» Work instructions
Every line holding the string "them" should be gathered.

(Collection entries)

# # #

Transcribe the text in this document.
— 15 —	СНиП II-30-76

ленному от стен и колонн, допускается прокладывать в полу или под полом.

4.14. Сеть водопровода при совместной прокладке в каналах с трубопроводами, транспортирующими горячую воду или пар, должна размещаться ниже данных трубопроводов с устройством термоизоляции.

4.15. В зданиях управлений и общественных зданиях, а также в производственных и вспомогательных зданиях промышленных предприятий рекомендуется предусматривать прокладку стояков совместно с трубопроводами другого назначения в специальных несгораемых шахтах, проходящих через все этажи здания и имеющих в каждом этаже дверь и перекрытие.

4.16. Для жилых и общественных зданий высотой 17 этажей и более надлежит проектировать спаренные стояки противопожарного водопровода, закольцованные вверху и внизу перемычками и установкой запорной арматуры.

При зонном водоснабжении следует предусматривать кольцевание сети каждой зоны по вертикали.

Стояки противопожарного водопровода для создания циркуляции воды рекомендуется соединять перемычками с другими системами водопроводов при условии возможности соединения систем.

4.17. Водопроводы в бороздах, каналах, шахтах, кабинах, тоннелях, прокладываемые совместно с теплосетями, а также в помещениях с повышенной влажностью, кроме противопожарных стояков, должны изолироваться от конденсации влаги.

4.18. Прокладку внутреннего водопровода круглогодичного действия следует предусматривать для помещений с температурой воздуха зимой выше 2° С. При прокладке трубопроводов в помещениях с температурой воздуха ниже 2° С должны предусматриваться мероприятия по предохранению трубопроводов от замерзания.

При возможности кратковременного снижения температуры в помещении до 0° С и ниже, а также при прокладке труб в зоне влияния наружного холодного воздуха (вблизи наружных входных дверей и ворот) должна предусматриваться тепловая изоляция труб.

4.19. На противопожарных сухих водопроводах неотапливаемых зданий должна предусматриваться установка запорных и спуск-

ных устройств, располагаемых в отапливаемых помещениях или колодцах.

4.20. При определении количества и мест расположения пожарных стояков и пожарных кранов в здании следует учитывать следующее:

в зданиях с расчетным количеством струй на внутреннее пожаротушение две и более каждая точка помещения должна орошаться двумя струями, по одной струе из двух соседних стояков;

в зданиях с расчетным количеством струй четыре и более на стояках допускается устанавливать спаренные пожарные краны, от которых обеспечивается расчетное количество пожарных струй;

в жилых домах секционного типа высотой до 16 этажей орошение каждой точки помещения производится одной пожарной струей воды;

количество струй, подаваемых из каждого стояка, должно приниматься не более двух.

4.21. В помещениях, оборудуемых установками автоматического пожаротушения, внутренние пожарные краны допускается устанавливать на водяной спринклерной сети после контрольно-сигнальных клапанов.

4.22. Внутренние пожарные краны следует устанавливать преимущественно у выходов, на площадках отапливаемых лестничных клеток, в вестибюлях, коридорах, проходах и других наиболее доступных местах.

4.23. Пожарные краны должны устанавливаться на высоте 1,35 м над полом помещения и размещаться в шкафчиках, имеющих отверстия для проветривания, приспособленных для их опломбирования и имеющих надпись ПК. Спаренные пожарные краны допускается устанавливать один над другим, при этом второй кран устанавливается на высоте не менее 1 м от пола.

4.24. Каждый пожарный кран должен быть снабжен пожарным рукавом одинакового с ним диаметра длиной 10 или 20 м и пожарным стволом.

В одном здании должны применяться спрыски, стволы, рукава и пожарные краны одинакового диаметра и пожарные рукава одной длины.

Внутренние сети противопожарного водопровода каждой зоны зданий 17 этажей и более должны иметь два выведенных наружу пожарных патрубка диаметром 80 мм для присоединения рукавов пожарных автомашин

# # #

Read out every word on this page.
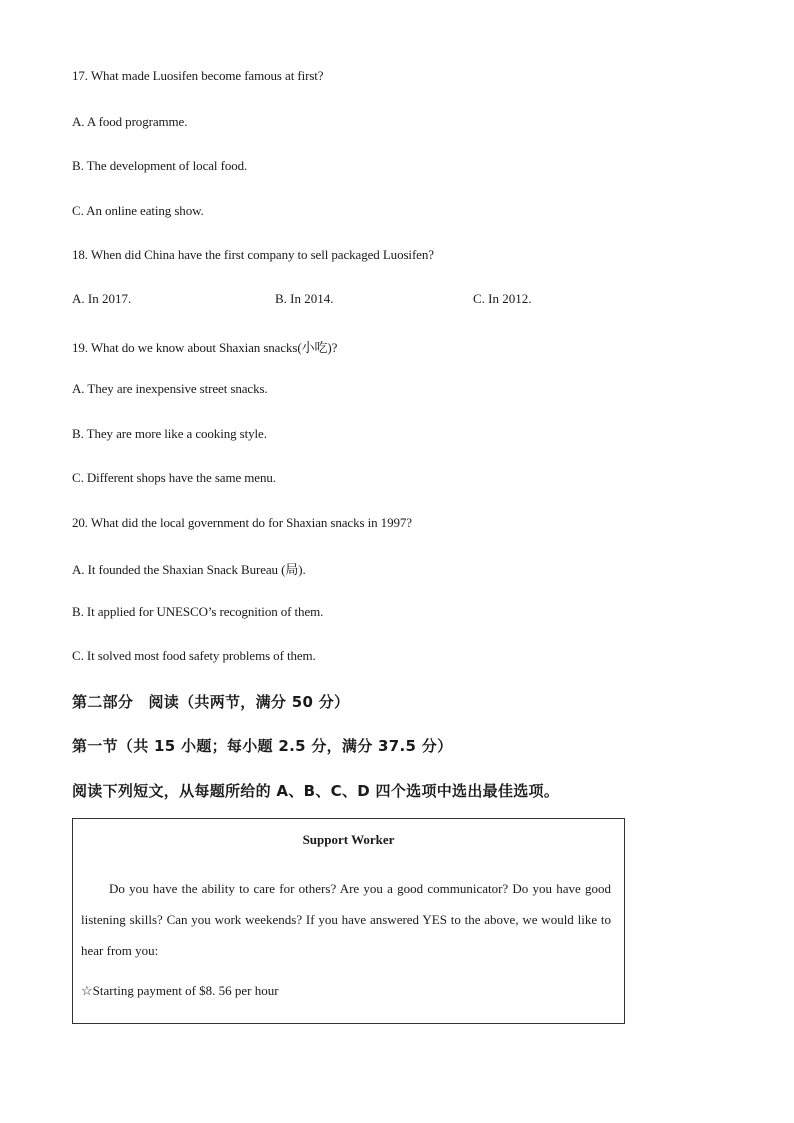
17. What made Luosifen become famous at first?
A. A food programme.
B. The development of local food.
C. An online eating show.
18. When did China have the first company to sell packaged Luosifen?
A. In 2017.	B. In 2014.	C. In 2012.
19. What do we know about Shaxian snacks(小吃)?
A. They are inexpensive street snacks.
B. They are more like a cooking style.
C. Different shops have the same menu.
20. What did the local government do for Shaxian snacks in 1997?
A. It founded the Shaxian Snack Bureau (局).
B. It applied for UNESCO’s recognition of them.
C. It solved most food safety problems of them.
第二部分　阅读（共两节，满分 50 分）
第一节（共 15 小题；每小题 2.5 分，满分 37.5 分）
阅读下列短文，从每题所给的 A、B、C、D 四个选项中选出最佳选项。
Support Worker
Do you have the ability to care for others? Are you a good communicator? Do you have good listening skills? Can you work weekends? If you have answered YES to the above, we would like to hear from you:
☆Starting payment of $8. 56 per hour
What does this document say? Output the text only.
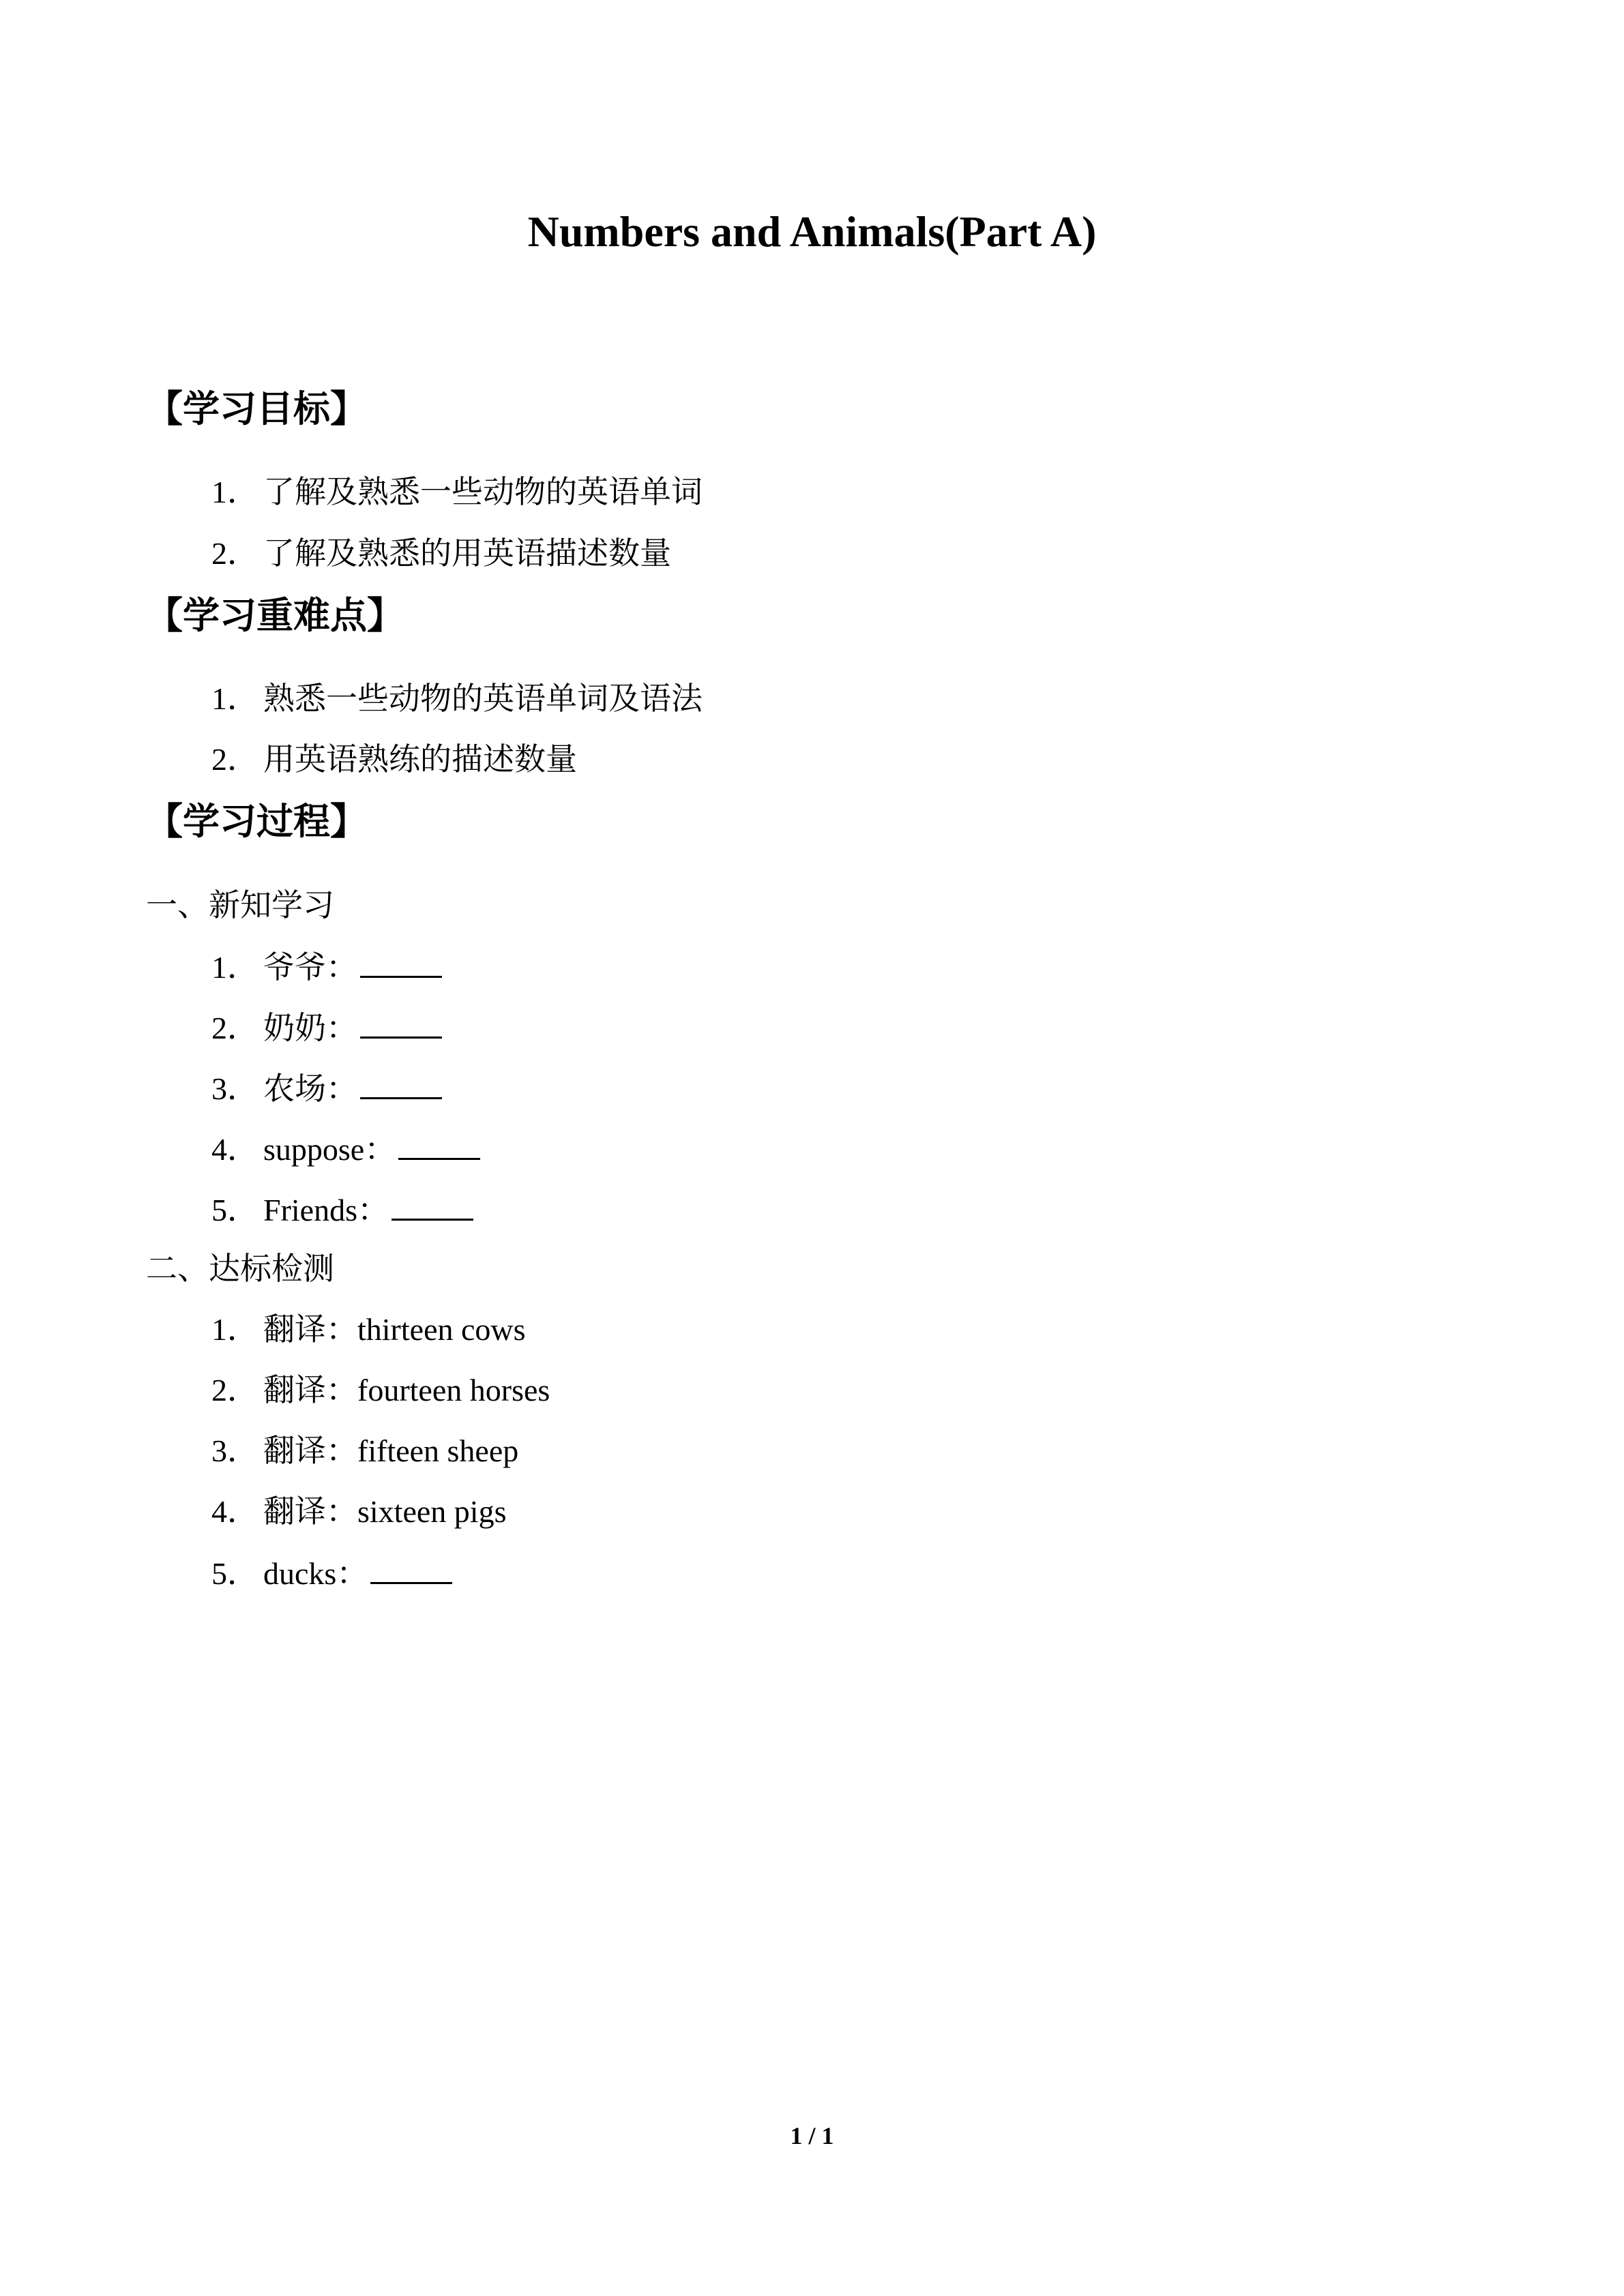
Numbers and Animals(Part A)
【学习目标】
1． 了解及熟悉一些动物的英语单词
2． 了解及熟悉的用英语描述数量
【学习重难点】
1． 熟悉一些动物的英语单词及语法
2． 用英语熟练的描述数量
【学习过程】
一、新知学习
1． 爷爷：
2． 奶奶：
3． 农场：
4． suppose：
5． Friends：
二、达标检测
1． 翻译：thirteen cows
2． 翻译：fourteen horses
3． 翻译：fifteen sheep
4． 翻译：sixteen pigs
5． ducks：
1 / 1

# # #

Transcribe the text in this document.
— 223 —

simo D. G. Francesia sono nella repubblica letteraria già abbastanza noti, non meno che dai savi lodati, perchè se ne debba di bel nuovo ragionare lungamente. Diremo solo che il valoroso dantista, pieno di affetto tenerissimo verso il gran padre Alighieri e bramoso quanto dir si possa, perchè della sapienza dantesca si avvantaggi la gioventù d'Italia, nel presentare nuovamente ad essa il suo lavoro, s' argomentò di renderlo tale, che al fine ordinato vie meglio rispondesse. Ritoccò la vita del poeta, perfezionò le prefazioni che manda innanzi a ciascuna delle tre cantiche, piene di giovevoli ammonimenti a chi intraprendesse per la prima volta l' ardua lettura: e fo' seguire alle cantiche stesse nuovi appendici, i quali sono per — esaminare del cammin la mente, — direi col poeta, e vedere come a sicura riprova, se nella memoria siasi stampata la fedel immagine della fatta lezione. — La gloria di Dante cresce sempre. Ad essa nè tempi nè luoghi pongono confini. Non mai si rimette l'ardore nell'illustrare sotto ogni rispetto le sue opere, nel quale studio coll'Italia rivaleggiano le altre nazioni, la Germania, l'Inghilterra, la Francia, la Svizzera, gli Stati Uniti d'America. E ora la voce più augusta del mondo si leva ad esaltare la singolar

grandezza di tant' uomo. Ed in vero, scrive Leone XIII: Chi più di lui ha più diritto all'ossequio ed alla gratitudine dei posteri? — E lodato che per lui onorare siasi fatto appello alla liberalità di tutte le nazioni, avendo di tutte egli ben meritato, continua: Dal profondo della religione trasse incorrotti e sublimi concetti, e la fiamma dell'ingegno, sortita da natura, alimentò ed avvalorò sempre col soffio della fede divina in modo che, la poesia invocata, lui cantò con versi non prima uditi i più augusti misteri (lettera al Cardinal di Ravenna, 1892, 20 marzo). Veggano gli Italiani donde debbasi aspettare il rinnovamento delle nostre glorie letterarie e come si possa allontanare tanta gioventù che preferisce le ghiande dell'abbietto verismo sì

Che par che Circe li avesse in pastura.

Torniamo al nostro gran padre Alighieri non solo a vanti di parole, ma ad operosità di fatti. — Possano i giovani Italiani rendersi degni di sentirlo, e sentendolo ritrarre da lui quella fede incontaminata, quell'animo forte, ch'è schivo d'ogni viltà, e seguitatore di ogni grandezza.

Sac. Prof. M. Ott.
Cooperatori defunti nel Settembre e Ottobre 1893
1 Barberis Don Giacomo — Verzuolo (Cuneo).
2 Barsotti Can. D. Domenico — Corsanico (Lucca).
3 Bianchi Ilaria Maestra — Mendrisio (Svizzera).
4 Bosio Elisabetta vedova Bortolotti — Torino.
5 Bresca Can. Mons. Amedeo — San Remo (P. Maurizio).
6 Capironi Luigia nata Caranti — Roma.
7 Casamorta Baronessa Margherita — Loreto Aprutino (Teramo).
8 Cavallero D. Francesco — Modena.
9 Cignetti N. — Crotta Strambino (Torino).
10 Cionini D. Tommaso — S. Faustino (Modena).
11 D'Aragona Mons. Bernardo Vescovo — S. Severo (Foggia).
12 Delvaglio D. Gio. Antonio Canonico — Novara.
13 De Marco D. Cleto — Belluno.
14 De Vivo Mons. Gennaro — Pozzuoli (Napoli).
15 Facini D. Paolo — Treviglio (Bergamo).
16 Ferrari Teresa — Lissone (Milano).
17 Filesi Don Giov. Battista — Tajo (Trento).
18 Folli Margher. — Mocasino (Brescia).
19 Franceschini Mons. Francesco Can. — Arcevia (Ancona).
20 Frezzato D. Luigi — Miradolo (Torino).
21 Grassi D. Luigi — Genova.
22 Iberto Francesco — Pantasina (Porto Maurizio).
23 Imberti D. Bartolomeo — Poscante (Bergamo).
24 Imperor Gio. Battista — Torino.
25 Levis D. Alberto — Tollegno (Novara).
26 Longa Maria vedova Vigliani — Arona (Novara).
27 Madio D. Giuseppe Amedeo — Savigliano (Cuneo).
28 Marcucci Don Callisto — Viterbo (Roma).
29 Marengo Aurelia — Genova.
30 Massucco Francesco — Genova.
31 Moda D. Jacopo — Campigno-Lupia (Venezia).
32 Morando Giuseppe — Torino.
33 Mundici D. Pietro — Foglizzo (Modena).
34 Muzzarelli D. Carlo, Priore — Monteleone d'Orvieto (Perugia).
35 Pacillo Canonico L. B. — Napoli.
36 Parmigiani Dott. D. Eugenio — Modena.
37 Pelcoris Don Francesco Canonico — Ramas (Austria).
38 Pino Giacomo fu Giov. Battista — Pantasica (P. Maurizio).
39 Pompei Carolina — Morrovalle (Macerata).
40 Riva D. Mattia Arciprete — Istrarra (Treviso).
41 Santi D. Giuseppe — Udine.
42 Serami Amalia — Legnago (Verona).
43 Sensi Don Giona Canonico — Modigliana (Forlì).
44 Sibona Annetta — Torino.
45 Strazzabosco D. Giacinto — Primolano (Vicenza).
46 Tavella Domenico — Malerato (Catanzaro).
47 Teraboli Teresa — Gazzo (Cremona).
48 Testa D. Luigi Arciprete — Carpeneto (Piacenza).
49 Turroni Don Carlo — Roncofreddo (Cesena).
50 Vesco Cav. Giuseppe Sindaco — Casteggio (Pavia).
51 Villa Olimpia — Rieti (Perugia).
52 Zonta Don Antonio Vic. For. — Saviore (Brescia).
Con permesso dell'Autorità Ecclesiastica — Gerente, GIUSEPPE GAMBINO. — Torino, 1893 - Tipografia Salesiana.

# # #

» Task response
B. It applied for UNESCO’s recognition of them.
C. It solved most food safety problems of them.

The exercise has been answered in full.